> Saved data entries
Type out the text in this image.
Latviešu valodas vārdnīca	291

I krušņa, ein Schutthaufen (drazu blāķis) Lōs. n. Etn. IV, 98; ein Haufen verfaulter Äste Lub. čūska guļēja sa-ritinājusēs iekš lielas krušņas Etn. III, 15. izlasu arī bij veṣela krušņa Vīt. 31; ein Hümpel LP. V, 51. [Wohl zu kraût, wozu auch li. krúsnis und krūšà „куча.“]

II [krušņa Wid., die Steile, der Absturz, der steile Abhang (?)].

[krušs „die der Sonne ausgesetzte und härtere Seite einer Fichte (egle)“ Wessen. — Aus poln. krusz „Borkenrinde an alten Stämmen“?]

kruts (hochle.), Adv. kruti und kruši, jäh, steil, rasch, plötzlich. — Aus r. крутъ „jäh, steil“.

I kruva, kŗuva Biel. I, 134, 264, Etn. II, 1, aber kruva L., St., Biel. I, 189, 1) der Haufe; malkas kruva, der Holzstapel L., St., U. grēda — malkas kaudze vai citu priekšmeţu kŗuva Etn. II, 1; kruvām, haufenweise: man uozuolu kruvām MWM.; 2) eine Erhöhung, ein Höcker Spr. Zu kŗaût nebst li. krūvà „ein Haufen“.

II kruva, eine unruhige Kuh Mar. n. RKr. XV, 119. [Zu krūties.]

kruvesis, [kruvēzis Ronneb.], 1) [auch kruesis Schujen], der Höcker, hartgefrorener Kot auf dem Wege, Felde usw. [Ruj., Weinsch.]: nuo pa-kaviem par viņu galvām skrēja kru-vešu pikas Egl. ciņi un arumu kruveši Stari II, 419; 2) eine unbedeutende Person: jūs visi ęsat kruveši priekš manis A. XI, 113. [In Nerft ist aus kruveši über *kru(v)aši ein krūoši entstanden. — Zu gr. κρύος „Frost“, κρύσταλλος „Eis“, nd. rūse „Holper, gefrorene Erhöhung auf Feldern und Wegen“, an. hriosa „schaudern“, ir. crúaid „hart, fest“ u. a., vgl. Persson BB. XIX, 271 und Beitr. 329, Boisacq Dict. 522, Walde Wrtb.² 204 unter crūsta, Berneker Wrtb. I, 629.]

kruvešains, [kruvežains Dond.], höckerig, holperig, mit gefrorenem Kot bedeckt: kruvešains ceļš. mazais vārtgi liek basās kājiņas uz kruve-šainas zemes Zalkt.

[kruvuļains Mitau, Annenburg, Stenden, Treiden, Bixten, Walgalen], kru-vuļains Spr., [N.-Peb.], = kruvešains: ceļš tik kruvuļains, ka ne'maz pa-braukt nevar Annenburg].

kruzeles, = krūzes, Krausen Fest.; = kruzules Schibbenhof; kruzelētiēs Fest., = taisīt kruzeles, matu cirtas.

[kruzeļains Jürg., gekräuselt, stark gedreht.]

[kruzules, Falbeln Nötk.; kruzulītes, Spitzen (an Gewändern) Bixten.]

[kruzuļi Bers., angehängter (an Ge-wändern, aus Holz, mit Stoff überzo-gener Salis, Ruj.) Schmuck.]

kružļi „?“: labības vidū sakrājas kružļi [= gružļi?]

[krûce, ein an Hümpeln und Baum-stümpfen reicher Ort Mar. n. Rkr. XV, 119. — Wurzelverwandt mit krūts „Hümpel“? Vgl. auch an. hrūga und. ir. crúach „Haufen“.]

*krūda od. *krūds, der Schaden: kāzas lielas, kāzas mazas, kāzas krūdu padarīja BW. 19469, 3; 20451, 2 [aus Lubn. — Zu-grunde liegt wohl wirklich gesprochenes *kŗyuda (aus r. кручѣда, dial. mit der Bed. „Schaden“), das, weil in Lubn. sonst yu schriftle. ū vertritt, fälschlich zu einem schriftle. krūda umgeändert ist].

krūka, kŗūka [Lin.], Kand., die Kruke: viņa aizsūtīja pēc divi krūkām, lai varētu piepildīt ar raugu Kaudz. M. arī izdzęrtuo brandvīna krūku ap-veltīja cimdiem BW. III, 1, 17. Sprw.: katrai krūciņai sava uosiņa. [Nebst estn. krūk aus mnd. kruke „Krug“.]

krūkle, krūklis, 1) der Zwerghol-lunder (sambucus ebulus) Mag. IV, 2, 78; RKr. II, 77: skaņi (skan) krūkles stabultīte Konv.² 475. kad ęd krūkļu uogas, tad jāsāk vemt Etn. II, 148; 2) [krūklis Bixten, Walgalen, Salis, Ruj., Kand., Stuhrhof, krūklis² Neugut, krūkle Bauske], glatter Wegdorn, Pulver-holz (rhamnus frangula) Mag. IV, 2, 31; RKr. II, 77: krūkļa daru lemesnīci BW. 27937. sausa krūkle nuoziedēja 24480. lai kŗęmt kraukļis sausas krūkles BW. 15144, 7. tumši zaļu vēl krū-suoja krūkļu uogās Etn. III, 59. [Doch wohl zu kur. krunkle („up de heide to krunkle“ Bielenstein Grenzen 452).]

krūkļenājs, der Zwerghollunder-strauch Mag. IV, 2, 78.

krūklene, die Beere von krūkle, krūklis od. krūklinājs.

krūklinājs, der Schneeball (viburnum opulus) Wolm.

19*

==

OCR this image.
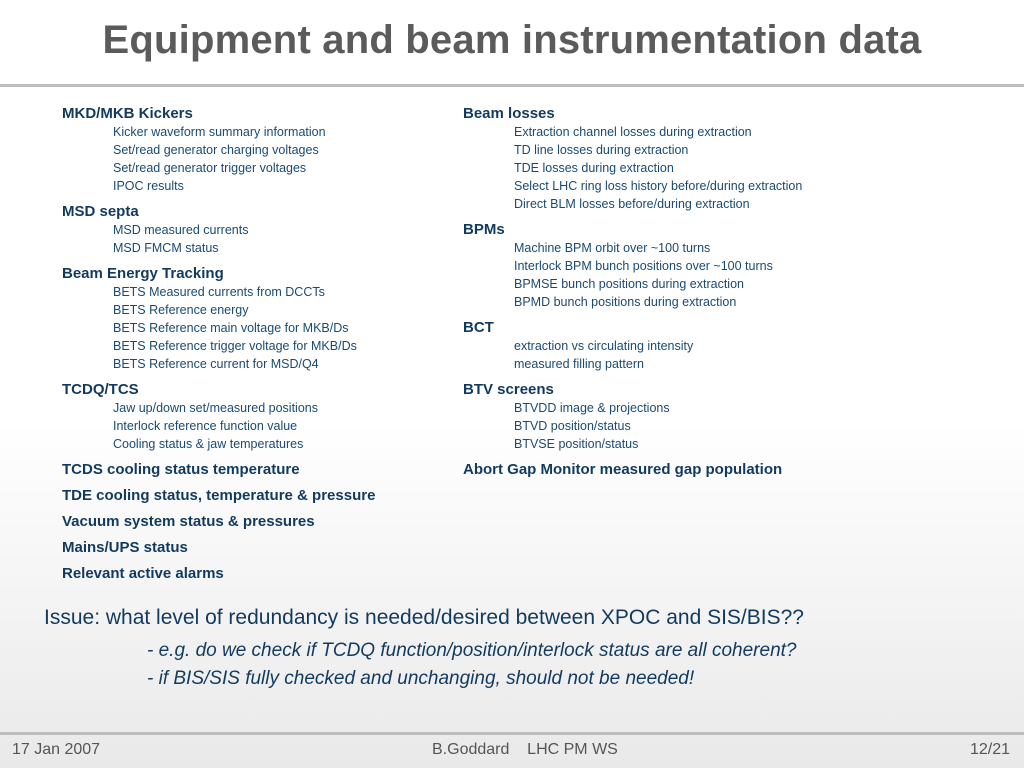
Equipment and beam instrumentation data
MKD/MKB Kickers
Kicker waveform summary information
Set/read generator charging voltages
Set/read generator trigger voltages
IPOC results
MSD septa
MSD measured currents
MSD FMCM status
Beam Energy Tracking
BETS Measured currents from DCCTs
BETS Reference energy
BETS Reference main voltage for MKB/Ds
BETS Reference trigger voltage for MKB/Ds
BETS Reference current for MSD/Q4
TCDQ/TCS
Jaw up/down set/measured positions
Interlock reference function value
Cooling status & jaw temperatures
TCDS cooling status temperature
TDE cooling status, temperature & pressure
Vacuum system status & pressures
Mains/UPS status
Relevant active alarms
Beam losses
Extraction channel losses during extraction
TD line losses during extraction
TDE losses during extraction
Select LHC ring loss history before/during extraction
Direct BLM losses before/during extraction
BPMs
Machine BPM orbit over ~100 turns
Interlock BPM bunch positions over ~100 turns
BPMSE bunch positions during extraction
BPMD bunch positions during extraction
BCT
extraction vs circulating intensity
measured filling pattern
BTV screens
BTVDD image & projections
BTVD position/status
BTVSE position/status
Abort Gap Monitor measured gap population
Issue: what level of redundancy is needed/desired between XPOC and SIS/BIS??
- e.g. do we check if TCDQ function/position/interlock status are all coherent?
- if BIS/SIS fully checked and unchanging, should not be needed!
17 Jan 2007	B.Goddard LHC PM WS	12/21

> SET TASK
Which lines in the records above contain the string "voltages"? Copy each one.

> THE SOLUTION
Set/read generator charging voltages
Set/read generator trigger voltages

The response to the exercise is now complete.